Brief -> Output the material exactly, with every line intact.

•••

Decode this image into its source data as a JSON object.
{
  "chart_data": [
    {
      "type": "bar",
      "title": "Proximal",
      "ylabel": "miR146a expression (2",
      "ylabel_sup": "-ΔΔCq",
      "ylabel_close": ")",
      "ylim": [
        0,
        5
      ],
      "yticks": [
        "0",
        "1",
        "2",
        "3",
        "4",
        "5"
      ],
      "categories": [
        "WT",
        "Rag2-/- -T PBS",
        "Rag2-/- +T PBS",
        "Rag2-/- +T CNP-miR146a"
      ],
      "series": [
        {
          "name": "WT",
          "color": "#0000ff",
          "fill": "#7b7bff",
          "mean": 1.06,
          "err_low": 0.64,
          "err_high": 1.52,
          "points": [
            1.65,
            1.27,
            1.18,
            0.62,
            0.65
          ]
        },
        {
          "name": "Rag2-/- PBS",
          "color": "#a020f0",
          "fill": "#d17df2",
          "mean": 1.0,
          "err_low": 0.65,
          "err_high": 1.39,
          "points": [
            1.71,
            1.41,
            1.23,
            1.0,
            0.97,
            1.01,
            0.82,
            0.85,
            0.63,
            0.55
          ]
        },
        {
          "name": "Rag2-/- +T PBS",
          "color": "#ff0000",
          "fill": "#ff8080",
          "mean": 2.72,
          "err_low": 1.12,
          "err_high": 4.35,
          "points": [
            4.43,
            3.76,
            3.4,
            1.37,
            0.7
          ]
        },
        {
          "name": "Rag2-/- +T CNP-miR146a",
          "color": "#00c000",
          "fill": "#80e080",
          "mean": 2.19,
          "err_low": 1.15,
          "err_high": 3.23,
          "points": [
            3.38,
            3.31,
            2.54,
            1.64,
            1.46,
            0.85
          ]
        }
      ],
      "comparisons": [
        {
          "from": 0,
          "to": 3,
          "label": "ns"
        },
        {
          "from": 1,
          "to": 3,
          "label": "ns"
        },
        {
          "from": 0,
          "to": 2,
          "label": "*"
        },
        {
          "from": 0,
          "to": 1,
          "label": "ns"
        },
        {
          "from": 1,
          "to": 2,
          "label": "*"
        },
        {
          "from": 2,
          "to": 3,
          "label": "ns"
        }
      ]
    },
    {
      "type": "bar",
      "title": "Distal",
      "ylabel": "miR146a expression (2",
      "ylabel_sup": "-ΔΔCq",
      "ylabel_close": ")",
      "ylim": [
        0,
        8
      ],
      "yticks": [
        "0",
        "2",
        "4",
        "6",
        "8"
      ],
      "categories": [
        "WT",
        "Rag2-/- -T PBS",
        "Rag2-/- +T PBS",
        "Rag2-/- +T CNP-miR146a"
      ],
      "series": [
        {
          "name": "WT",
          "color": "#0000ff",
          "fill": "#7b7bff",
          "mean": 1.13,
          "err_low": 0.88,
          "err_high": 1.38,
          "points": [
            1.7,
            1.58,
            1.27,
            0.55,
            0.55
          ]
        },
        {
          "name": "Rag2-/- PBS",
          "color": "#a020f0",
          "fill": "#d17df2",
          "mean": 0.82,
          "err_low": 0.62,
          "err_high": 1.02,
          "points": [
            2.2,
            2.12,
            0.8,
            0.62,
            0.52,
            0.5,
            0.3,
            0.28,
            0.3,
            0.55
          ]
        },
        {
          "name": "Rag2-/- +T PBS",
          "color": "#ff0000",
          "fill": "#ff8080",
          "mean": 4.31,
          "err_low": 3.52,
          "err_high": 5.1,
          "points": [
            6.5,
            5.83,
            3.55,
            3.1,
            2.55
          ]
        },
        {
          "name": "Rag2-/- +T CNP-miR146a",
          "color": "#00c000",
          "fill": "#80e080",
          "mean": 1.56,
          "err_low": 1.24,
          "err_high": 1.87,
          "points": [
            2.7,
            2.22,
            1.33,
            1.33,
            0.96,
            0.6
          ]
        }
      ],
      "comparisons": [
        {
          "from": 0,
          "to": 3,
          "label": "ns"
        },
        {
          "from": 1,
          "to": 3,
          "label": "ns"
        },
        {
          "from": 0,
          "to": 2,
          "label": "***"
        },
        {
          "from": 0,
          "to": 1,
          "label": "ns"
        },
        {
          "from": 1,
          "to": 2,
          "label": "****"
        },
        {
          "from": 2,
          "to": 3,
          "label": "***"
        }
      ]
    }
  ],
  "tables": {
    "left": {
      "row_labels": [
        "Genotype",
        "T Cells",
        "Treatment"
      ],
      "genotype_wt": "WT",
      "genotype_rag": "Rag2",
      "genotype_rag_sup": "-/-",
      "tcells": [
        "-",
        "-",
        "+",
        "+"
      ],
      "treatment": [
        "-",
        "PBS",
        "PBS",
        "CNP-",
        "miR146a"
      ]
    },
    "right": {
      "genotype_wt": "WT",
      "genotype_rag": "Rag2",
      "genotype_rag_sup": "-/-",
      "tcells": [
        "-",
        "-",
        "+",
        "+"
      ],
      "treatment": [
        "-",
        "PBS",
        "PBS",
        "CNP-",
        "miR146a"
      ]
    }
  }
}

•••

Your response ->
Decode this image into its source data as a JSON object.
{
  "chart_data": [
    {
      "type": "bar",
      "title": "Proximal",
      "ylabel": "miR146a expression (2",
      "ylabel_sup": "-ΔΔCq",
      "ylabel_close": ")",
      "ylim": [
        0,
        5
      ],
      "yticks": [
        "0",
        "1",
        "2",
        "3",
        "4",
        "5"
      ],
      "categories": [
        "WT",
        "Rag2-/- -T PBS",
        "Rag2-/- +T PBS",
        "Rag2-/- +T CNP-miR146a"
      ],
      "series": [
        {
          "name": "WT",
          "color": "#0000ff",
          "fill": "#7b7bff",
          "mean": 1.06,
          "err_low": 0.64,
          "err_high": 1.52,
          "points": [
            1.65,
            1.27,
            1.18,
            0.62,
            0.65
          ]
        },
        {
          "name": "Rag2-/- PBS",
          "color": "#a020f0",
          "fill": "#d17df2",
          "mean": 1.0,
          "err_low": 0.65,
          "err_high": 1.39,
          "points": [
            1.71,
            1.41,
            1.23,
            1.0,
            0.97,
            1.01,
            0.82,
            0.85,
            0.63,
            0.55
          ]
        },
        {
          "name": "Rag2-/- +T PBS",
          "color": "#ff0000",
          "fill": "#ff8080",
          "mean": 2.72,
          "err_low": 1.12,
          "err_high": 4.35,
          "points": [
            4.43,
            3.76,
            3.4,
            1.37,
            0.7
          ]
        },
        {
          "name": "Rag2-/- +T CNP-miR146a",
          "color": "#00c000",
          "fill": "#80e080",
          "mean": 2.19,
          "err_low": 1.15,
          "err_high": 3.23,
          "points": [
            3.38,
            3.31,
            2.54,
            1.64,
            1.46,
            0.85
          ]
        }
      ],
      "comparisons": [
        {
          "from": 0,
          "to": 3,
          "label": "ns"
        },
        {
          "from": 1,
          "to": 3,
          "label": "ns"
        },
        {
          "from": 0,
          "to": 2,
          "label": "*"
        },
        {
          "from": 0,
          "to": 1,
          "label": "ns"
        },
        {
          "from": 1,
          "to": 2,
          "label": "*"
        },
        {
          "from": 2,
          "to": 3,
          "label": "ns"
        }
      ]
    },
    {
      "type": "bar",
      "title": "Distal",
      "ylabel": "miR146a expression (2",
      "ylabel_sup": "-ΔΔCq",
      "ylabel_close": ")",
      "ylim": [
        0,
        8
      ],
      "yticks": [
        "0",
        "2",
        "4",
        "6",
        "8"
      ],
      "categories": [
        "WT",
        "Rag2-/- -T PBS",
        "Rag2-/- +T PBS",
        "Rag2-/- +T CNP-miR146a"
      ],
      "series": [
        {
          "name": "WT",
          "color": "#0000ff",
          "fill": "#7b7bff",
          "mean": 1.13,
          "err_low": 0.88,
          "err_high": 1.38,
          "points": [
            1.7,
            1.58,
            1.27,
            0.55,
            0.55
          ]
        },
        {
          "name": "Rag2-/- PBS",
          "color": "#a020f0",
          "fill": "#d17df2",
          "mean": 0.82,
          "err_low": 0.62,
          "err_high": 1.02,
          "points": [
            2.2,
            2.12,
            0.8,
            0.62,
            0.52,
            0.5,
            0.3,
            0.28,
            0.3,
            0.55
          ]
        },
        {
          "name": "Rag2-/- +T PBS",
          "color": "#ff0000",
          "fill": "#ff8080",
          "mean": 4.31,
          "err_low": 3.52,
          "err_high": 5.1,
          "points": [
            6.5,
            5.83,
            3.55,
            3.1,
            2.55
          ]
        },
        {
          "name": "Rag2-/- +T CNP-miR146a",
          "color": "#00c000",
          "fill": "#80e080",
          "mean": 1.56,
          "err_low": 1.24,
          "err_high": 1.87,
          "points": [
            2.7,
            2.22,
            1.33,
            1.33,
            0.96,
            0.6
          ]
        }
      ],
      "comparisons": [
        {
          "from": 0,
          "to": 3,
          "label": "ns"
        },
        {
          "from": 1,
          "to": 3,
          "label": "ns"
        },
        {
          "from": 0,
          "to": 2,
          "label": "***"
        },
        {
          "from": 0,
          "to": 1,
          "label": "ns"
        },
        {
          "from": 1,
          "to": 2,
          "label": "****"
        },
        {
          "from": 2,
          "to": 3,
          "label": "***"
        }
      ]
    }
  ],
  "tables": {
    "left": {
      "row_labels": [
        "Genotype",
        "T Cells",
        "Treatment"
      ],
      "genotype_wt": "WT",
      "genotype_rag": "Rag2",
      "genotype_rag_sup": "-/-",
      "tcells": [
        "-",
        "-",
        "+",
        "+"
      ],
      "treatment": [
        "-",
        "PBS",
        "PBS",
        "CNP-",
        "miR146a"
      ]
    },
    "right": {
      "genotype_wt": "WT",
      "genotype_rag": "Rag2",
      "genotype_rag_sup": "-/-",
      "tcells": [
        "-",
        "-",
        "+",
        "+"
      ],
      "treatment": [
        "-",
        "PBS",
        "PBS",
        "CNP-",
        "miR146a"
      ]
    }
  }
}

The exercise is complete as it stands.